● **УСЛОВИЕ ЗАДАНИЯ**
Продолжите приведённое ниже письмо о работе над романом и об эмигрантских литераторах, начав сразу после его последней строки «Ленинград (начало сентября 1925 г.)».

● **ПРИВЕДЁННЫЙ ОТРЫВОК**
%%
А Вы именно честный писатель и чистый писатель, у Вас есть сознание духовного аристократизма Вашей работы. Никогда еще это сознание не было столь ценно, как ныне ценно и нужно оно российскому искусству.

XVII-й том вышлют Вам из Москвы, куда мною написано об этом. Отсюда посылать на частное лицо — бесполезно, посылал — ни одна книга не дошла. Если в Москве еще нет книги, меня известят, и тогда дайте мне адрес оф[ициального] учреждения, Госиздат — можно? Портрета — не имею, попрошу сына снять, пришлю.

Романа я не написал, а — пишу. Долго буду писать, год и больше, это будет вещь громоздкая и, кажется, не роман, а хроника, 80-е — 918 г[оды]. Не уверен, что справлюсь. Тема — интересная: люди, которые выдумали себя.

Написал большую повесть «Дело Артамоновых», история трех поколений одной семьи. Говорят — не плохо, но я не знаю. Все, что я пишу, мне определенно не нравится. Повесть посвятил Ромэн Роллану, с которым оживленно переписываюсь и кого уважаю. Превосходная фигура. Недавно в Праге Далмат Лутохин, высланный Соввластью, делал доклад о современной русской литературе и неосторожно похвалил всех вас за мужество, за все, что вами сделано. Доклад превратился в злейший диспут, на Далмата зверски бросались все правоверные эмигранты, все иезуиты, и его до костей изгрызли. Грызут и поднесь во всех газетах. А чешские жандармы уже справляются о его документах, связях и, кажется, вышлют Лутохина за «склонность к большевизму». Склоняться в эту сторону строжайше запрещено. Похвалить что-либо в России — преступление непростительное. С изумлением, почти с ужасом слежу, как отвратительно разлагаются люди, еще вчера «культурные». Б. Зайцев бездарно пишет жития святых. Шмелев — нечто невыносимо истерическое. Куприн не пишет, — пьет. Бунин переписывает «Крейцерову сонату» под титулом «Митина любовь». Алданов — тоже списывает Л. Толстого. О Мереж[ковском] и Гиппиус — не говорю. Вы представить не можете, как тяжко видеть все это. Ну, ладно. Всё пройдет. Всё. Многое сослужит службу хорошего материала для романиста. И за то — спасибо!

Будьте здоровы, милый друг. Берегите себя. Жаль и очень жаль, что Вам не удалось приехать сюда. Но осенью увидимся? Жму руку.

А. Пешков.

3. VI. 25.

Ленинград (начало сентября 1925 г.).
%%
● **ИСХОДНЫЕ ДАННЫЕ**
%%
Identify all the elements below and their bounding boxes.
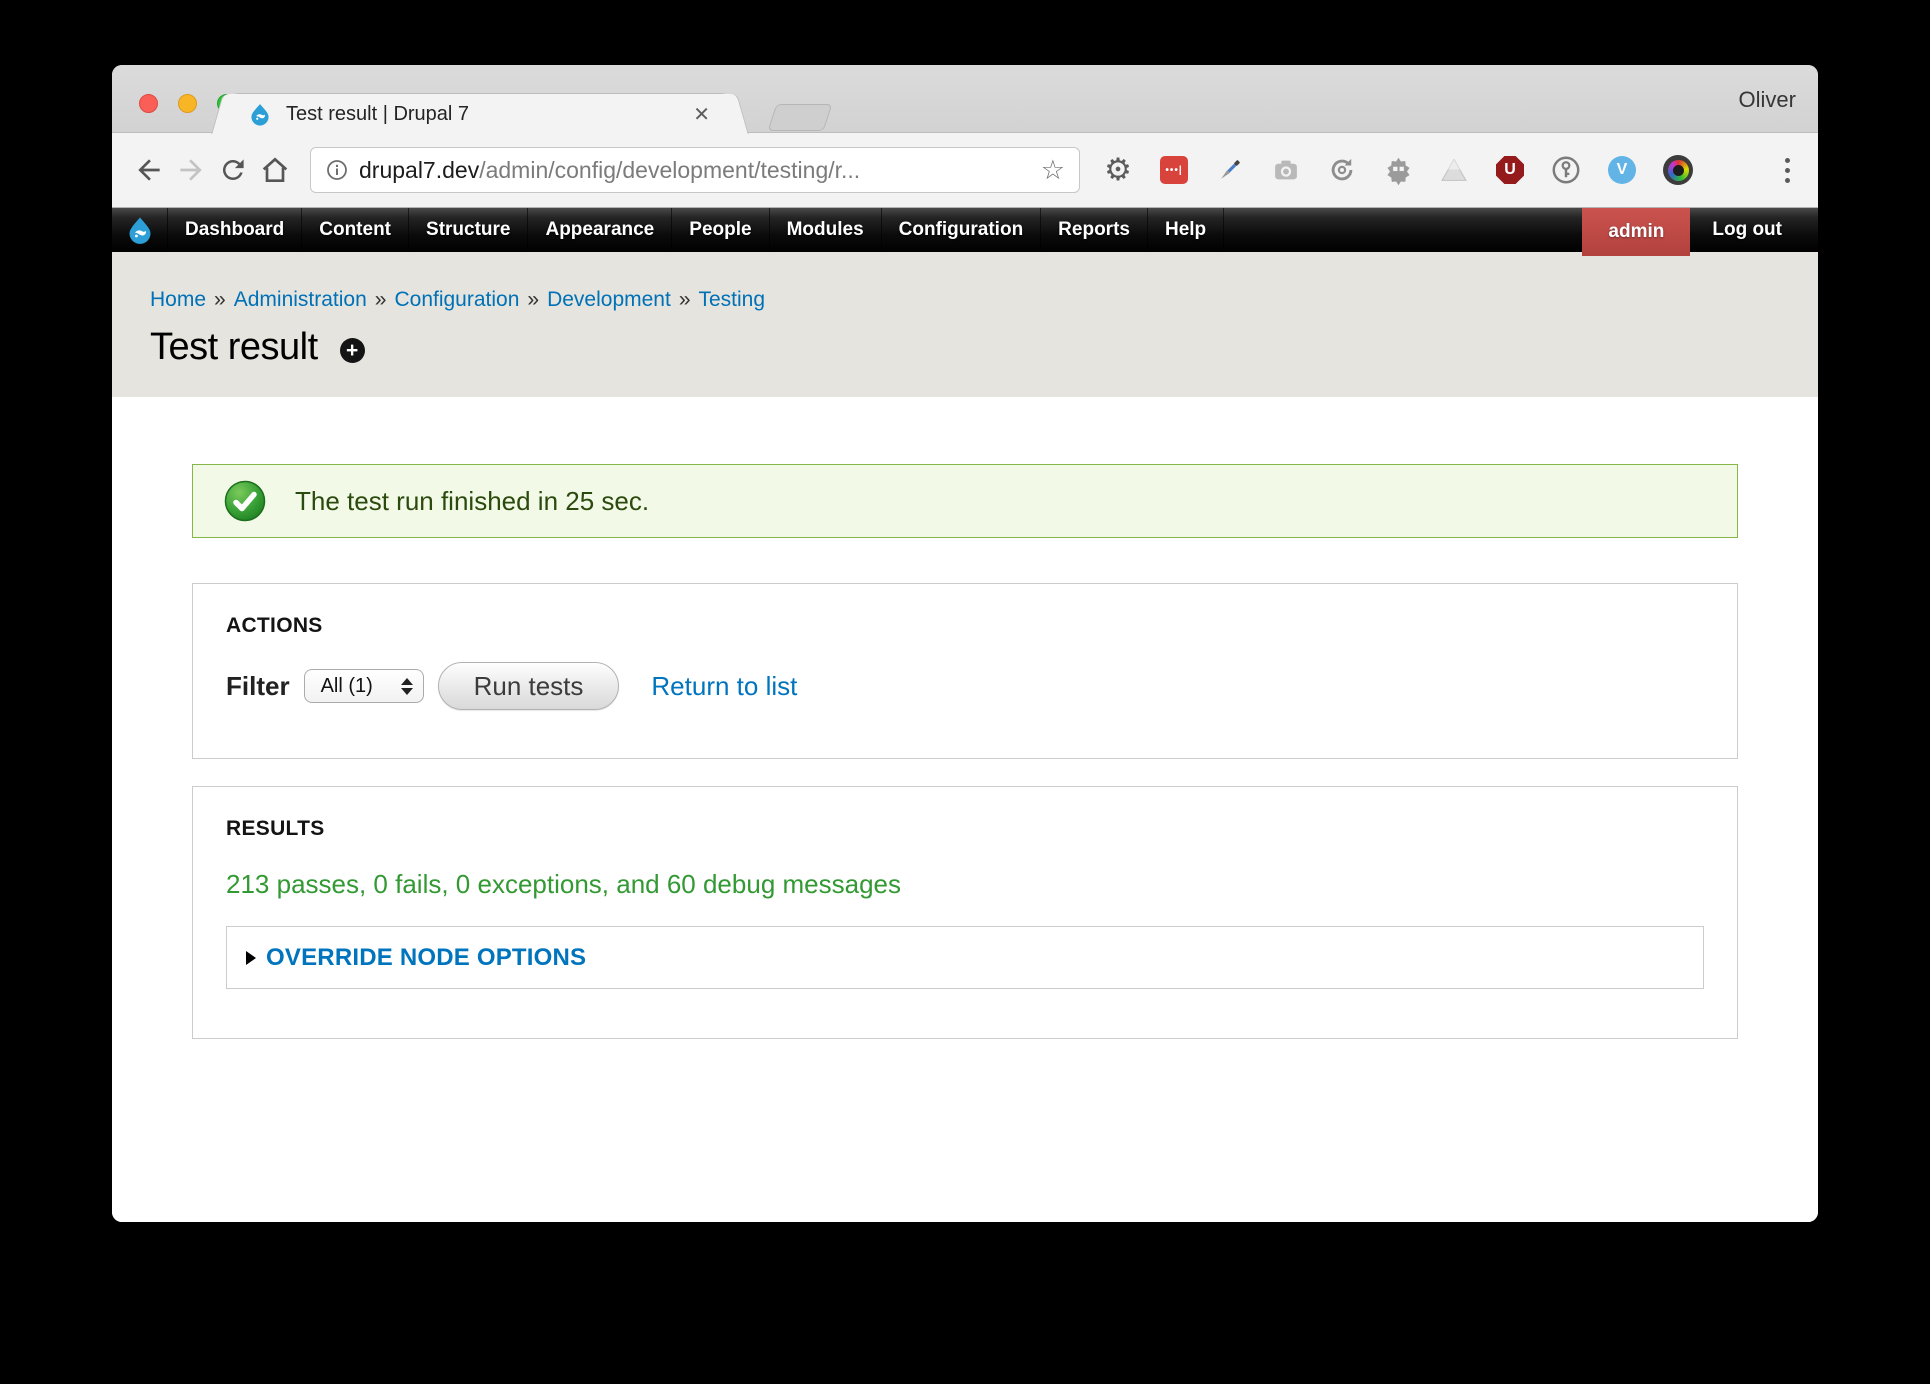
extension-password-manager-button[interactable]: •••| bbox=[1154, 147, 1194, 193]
%%
● **РЕЗУЛЬТАТ ВЫПОЛНЕНИЯ**
Литейный, 33, кв. 13

Дорогой Алексей Максимович,

три месяца я прожил в Дорогобужских дебрях, изъездил на лошадях верст тысячу, исходил сотни верст пешком, переродился во многих зверей и человеков и только на днях вернулся в прежнее свое состояние: опять живу среди нелепых городских условий, от которых весною бежал, поджав хвост. Лето было очень хорошо — единственное, может быть, на всю жизнь, наполненное бодрым, крепким чувством, благостное, изобильное. Крестьяне для меня, как заграница, и жить среди них, с ними — как с заморскими чудовищами: что ни шаг — открытие. Приятель мой — Мих[аил] Погодин, внук историка, этнограф и археолог, — работая в тех местах, где я жил, проходил как-то деревней, остановился посмотреть на избу: очень уж хорош был на избе конек, причудливый. Постоял, постоял, пошел своей дорогой. Вышел за деревню — догоняет его мужик, машет руками, запыхался:

— Ты штой-то на мою хату смотрел?

— А так...

— А-а-а-а... А я думал, с ей чего неладно...

Ну, разве не заграница?!

Видел я необыкновенные вещи. Жил, например, в Болдином монастыре, единственном в России; где сохранились еще монахи, служащие в соборе, ведущие старый образ жизни — т[о] е[сть] принимающие странников, гостей, постящиеся, блюдущие устав. Всего их тринадцать человек, двенадцать из них — иеромонахи и только один — «певчий». Этот «певчий» — 18-летний паренек, пришел в монастырь, недавно крестьянин добрый и приятный малый; пришел он «по указанию божию», сделанному не раз в «видениях»; батька его бил, не пускал, он ушел и держится в монастыре твердо; с виду он очень здоров. Старики-монахи его любят. Это, пожалуй, из Карамазовых... Как уцелел монастырь? А он «в ведении Главмузея», он «исторический памятник», и старую шатровую церковку, построенную еще при Герасиме (в XVI веке) — основателе монастыря, вот уже третий год реставрирует Главнаука... Церковь, действительно, прекрасна.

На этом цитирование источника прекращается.